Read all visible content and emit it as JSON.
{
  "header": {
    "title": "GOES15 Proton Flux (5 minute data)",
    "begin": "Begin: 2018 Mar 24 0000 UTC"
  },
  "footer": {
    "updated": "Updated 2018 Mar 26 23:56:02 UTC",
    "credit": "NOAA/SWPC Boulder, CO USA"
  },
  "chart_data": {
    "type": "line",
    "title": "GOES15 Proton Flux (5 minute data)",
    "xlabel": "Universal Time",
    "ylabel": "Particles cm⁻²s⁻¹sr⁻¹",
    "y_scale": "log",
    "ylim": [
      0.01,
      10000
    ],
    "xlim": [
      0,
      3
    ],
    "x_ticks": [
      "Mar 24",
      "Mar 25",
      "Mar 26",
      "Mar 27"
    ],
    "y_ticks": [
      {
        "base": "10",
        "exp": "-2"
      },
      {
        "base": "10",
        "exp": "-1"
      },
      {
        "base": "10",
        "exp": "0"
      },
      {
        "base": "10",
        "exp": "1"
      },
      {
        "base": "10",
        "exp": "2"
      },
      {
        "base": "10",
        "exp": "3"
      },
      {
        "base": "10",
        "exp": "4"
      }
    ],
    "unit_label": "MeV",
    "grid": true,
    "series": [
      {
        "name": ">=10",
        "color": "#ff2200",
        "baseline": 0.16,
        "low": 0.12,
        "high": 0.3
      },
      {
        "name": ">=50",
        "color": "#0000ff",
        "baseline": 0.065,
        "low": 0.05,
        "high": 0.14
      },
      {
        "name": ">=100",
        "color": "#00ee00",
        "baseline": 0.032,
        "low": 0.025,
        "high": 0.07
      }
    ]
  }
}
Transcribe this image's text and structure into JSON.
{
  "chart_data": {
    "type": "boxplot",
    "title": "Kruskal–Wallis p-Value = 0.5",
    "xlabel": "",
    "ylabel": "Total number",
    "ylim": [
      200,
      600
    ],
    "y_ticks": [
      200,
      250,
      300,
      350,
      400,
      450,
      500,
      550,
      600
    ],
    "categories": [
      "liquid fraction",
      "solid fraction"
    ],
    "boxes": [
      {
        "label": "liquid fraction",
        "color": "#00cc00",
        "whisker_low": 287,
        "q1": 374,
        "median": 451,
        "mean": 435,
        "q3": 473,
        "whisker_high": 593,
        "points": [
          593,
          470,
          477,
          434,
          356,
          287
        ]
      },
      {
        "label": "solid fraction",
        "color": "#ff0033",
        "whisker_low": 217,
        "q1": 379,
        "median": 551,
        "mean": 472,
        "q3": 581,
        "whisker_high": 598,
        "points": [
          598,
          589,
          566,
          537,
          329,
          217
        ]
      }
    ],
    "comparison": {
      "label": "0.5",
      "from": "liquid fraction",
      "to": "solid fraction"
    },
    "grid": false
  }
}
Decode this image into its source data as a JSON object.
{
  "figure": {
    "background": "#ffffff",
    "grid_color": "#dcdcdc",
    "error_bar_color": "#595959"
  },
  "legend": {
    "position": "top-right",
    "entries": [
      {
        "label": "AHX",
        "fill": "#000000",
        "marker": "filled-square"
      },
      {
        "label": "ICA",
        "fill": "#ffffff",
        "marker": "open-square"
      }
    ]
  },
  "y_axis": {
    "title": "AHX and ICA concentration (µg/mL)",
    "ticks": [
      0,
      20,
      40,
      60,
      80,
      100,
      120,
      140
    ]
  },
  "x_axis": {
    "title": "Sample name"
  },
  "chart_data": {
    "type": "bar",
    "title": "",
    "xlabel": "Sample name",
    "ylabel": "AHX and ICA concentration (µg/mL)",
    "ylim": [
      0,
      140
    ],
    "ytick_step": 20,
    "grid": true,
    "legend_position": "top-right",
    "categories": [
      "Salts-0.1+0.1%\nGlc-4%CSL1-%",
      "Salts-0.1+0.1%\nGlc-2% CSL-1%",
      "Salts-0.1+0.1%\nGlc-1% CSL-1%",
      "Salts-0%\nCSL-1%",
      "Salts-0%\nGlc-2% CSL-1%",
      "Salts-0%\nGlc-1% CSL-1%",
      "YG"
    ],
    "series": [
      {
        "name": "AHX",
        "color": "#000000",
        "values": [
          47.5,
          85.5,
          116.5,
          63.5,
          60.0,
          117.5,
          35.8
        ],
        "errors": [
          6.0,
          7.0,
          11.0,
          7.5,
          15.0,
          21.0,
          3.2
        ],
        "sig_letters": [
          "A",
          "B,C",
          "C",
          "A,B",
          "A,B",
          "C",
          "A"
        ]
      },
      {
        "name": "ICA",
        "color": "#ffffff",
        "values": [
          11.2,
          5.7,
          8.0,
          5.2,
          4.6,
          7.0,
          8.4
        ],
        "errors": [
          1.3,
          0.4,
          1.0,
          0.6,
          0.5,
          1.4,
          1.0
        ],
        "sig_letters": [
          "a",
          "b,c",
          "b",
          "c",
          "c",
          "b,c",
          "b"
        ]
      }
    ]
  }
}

TASK GOAL: Determine how many lines in the data above contain the string "Salts". Give nothing except the number.

REPLY TO THE TASK: 6